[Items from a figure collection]

☆ ☆ ☆

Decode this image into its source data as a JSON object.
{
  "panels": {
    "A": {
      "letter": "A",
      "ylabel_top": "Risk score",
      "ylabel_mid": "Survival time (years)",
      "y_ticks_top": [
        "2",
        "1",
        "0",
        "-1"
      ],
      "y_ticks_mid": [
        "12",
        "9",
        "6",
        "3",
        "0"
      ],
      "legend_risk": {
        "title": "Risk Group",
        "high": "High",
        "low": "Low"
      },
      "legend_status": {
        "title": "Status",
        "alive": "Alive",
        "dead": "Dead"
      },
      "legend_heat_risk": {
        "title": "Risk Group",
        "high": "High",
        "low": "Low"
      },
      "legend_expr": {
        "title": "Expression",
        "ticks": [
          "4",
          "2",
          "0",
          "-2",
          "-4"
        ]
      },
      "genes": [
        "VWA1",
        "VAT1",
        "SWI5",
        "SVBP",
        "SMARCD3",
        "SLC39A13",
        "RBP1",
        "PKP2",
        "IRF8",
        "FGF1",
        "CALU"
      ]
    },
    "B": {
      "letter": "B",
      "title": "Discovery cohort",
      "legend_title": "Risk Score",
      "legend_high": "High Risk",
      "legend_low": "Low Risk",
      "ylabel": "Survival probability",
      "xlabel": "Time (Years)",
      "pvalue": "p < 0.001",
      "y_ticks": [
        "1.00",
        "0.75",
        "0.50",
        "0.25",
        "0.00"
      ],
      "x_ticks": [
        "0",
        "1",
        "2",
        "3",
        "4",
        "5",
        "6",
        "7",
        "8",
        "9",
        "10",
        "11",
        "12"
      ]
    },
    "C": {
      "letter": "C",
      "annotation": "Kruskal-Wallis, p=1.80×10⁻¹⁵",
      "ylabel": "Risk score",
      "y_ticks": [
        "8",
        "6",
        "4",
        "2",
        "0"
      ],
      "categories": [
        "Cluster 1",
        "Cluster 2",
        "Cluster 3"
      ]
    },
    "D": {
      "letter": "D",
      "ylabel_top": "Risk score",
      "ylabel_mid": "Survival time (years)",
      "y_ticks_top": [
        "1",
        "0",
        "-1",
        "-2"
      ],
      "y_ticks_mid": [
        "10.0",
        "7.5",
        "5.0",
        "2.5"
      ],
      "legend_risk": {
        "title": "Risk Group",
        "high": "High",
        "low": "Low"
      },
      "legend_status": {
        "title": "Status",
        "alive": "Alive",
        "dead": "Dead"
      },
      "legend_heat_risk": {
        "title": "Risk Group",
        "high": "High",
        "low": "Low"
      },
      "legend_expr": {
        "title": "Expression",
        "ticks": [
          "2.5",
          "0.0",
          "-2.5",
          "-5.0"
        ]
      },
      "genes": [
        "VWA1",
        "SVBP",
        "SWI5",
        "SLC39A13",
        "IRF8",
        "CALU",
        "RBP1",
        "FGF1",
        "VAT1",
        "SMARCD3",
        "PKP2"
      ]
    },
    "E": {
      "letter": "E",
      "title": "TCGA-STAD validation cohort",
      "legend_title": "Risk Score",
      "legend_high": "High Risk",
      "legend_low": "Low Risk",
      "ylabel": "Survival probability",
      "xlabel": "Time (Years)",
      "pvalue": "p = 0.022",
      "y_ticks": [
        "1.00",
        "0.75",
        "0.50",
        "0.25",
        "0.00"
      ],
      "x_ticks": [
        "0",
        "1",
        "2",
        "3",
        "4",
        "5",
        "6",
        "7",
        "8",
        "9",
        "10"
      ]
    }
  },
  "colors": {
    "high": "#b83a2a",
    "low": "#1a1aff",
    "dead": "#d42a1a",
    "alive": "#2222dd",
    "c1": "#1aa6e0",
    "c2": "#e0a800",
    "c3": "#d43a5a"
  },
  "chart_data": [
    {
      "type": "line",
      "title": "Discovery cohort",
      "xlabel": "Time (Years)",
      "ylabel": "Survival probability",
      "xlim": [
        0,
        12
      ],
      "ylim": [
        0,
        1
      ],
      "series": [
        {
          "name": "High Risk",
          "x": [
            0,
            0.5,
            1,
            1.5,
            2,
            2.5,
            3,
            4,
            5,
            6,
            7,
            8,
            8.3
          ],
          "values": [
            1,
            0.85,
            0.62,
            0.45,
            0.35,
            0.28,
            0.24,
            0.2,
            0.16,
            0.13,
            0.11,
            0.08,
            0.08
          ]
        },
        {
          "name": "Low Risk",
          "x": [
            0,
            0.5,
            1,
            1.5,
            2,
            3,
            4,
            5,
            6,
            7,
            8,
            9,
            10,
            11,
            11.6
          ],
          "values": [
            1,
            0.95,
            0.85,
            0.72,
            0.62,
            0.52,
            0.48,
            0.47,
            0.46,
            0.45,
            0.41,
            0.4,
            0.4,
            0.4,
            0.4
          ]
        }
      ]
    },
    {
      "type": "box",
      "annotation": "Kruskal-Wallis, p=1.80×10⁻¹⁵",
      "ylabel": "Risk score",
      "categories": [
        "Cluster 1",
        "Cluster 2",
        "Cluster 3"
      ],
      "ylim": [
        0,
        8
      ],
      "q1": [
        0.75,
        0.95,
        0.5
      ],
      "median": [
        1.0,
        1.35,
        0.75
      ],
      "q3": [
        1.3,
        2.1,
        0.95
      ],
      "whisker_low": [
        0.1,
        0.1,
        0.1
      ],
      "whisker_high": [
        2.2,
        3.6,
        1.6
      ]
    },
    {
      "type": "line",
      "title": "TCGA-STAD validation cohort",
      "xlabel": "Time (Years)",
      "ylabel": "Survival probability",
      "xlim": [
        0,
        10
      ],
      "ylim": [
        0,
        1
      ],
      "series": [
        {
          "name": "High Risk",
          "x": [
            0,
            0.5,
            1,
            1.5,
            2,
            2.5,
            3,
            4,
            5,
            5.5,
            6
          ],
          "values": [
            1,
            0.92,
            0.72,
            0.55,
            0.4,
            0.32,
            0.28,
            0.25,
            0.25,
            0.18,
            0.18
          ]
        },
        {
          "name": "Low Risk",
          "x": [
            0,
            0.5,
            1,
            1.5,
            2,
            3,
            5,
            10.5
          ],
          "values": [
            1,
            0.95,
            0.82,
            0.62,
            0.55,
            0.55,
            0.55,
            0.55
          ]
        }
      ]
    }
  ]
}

☆ ☆ ☆

## Exercise
Quote every line of the data, word for word.

## Exercise output
Decode this image into its source data as a JSON object.
{
  "panels": {
    "A": {
      "letter": "A",
      "ylabel_top": "Risk score",
      "ylabel_mid": "Survival time (years)",
      "y_ticks_top": [
        "2",
        "1",
        "0",
        "-1"
      ],
      "y_ticks_mid": [
        "12",
        "9",
        "6",
        "3",
        "0"
      ],
      "legend_risk": {
        "title": "Risk Group",
        "high": "High",
        "low": "Low"
      },
      "legend_status": {
        "title": "Status",
        "alive": "Alive",
        "dead": "Dead"
      },
      "legend_heat_risk": {
        "title": "Risk Group",
        "high": "High",
        "low": "Low"
      },
      "legend_expr": {
        "title": "Expression",
        "ticks": [
          "4",
          "2",
          "0",
          "-2",
          "-4"
        ]
      },
      "genes": [
        "VWA1",
        "VAT1",
        "SWI5",
        "SVBP",
        "SMARCD3",
        "SLC39A13",
        "RBP1",
        "PKP2",
        "IRF8",
        "FGF1",
        "CALU"
      ]
    },
    "B": {
      "letter": "B",
      "title": "Discovery cohort",
      "legend_title": "Risk Score",
      "legend_high": "High Risk",
      "legend_low": "Low Risk",
      "ylabel": "Survival probability",
      "xlabel": "Time (Years)",
      "pvalue": "p < 0.001",
      "y_ticks": [
        "1.00",
        "0.75",
        "0.50",
        "0.25",
        "0.00"
      ],
      "x_ticks": [
        "0",
        "1",
        "2",
        "3",
        "4",
        "5",
        "6",
        "7",
        "8",
        "9",
        "10",
        "11",
        "12"
      ]
    },
    "C": {
      "letter": "C",
      "annotation": "Kruskal-Wallis, p=1.80×10⁻¹⁵",
      "ylabel": "Risk score",
      "y_ticks": [
        "8",
        "6",
        "4",
        "2",
        "0"
      ],
      "categories": [
        "Cluster 1",
        "Cluster 2",
        "Cluster 3"
      ]
    },
    "D": {
      "letter": "D",
      "ylabel_top": "Risk score",
      "ylabel_mid": "Survival time (years)",
      "y_ticks_top": [
        "1",
        "0",
        "-1",
        "-2"
      ],
      "y_ticks_mid": [
        "10.0",
        "7.5",
        "5.0",
        "2.5"
      ],
      "legend_risk": {
        "title": "Risk Group",
        "high": "High",
        "low": "Low"
      },
      "legend_status": {
        "title": "Status",
        "alive": "Alive",
        "dead": "Dead"
      },
      "legend_heat_risk": {
        "title": "Risk Group",
        "high": "High",
        "low": "Low"
      },
      "legend_expr": {
        "title": "Expression",
        "ticks": [
          "2.5",
          "0.0",
          "-2.5",
          "-5.0"
        ]
      },
      "genes": [
        "VWA1",
        "SVBP",
        "SWI5",
        "SLC39A13",
        "IRF8",
        "CALU",
        "RBP1",
        "FGF1",
        "VAT1",
        "SMARCD3",
        "PKP2"
      ]
    },
    "E": {
      "letter": "E",
      "title": "TCGA-STAD validation cohort",
      "legend_title": "Risk Score",
      "legend_high": "High Risk",
      "legend_low": "Low Risk",
      "ylabel": "Survival probability",
      "xlabel": "Time (Years)",
      "pvalue": "p = 0.022",
      "y_ticks": [
        "1.00",
        "0.75",
        "0.50",
        "0.25",
        "0.00"
      ],
      "x_ticks": [
        "0",
        "1",
        "2",
        "3",
        "4",
        "5",
        "6",
        "7",
        "8",
        "9",
        "10"
      ]
    }
  },
  "colors": {
    "high": "#b83a2a",
    "low": "#1a1aff",
    "dead": "#d42a1a",
    "alive": "#2222dd",
    "c1": "#1aa6e0",
    "c2": "#e0a800",
    "c3": "#d43a5a"
  },
  "chart_data": [
    {
      "type": "line",
      "title": "Discovery cohort",
      "xlabel": "Time (Years)",
      "ylabel": "Survival probability",
      "xlim": [
        0,
        12
      ],
      "ylim": [
        0,
        1
      ],
      "series": [
        {
          "name": "High Risk",
          "x": [
            0,
            0.5,
            1,
            1.5,
            2,
            2.5,
            3,
            4,
            5,
            6,
            7,
            8,
            8.3
          ],
          "values": [
            1,
            0.85,
            0.62,
            0.45,
            0.35,
            0.28,
            0.24,
            0.2,
            0.16,
            0.13,
            0.11,
            0.08,
            0.08
          ]
        },
        {
          "name": "Low Risk",
          "x": [
            0,
            0.5,
            1,
            1.5,
            2,
            3,
            4,
            5,
            6,
            7,
            8,
            9,
            10,
            11,
            11.6
          ],
          "values": [
            1,
            0.95,
            0.85,
            0.72,
            0.62,
            0.52,
            0.48,
            0.47,
            0.46,
            0.45,
            0.41,
            0.4,
            0.4,
            0.4,
            0.4
          ]
        }
      ]
    },
    {
      "type": "box",
      "annotation": "Kruskal-Wallis, p=1.80×10⁻¹⁵",
      "ylabel": "Risk score",
      "categories": [
        "Cluster 1",
        "Cluster 2",
        "Cluster 3"
      ],
      "ylim": [
        0,
        8
      ],
      "q1": [
        0.75,
        0.95,
        0.5
      ],
      "median": [
        1.0,
        1.35,
        0.75
      ],
      "q3": [
        1.3,
        2.1,
        0.95
      ],
      "whisker_low": [
        0.1,
        0.1,
        0.1
      ],
      "whisker_high": [
        2.2,
        3.6,
        1.6
      ]
    },
    {
      "type": "line",
      "title": "TCGA-STAD validation cohort",
      "xlabel": "Time (Years)",
      "ylabel": "Survival probability",
      "xlim": [
        0,
        10
      ],
      "ylim": [
        0,
        1
      ],
      "series": [
        {
          "name": "High Risk",
          "x": [
            0,
            0.5,
            1,
            1.5,
            2,
            2.5,
            3,
            4,
            5,
            5.5,
            6
          ],
          "values": [
            1,
            0.92,
            0.72,
            0.55,
            0.4,
            0.32,
            0.28,
            0.25,
            0.25,
            0.18,
            0.18
          ]
        },
        {
          "name": "Low Risk",
          "x": [
            0,
            0.5,
            1,
            1.5,
            2,
            3,
            5,
            10.5
          ],
          "values": [
            1,
            0.95,
            0.82,
            0.62,
            0.55,
            0.55,
            0.55,
            0.55
          ]
        }
      ]
    }
  ]
}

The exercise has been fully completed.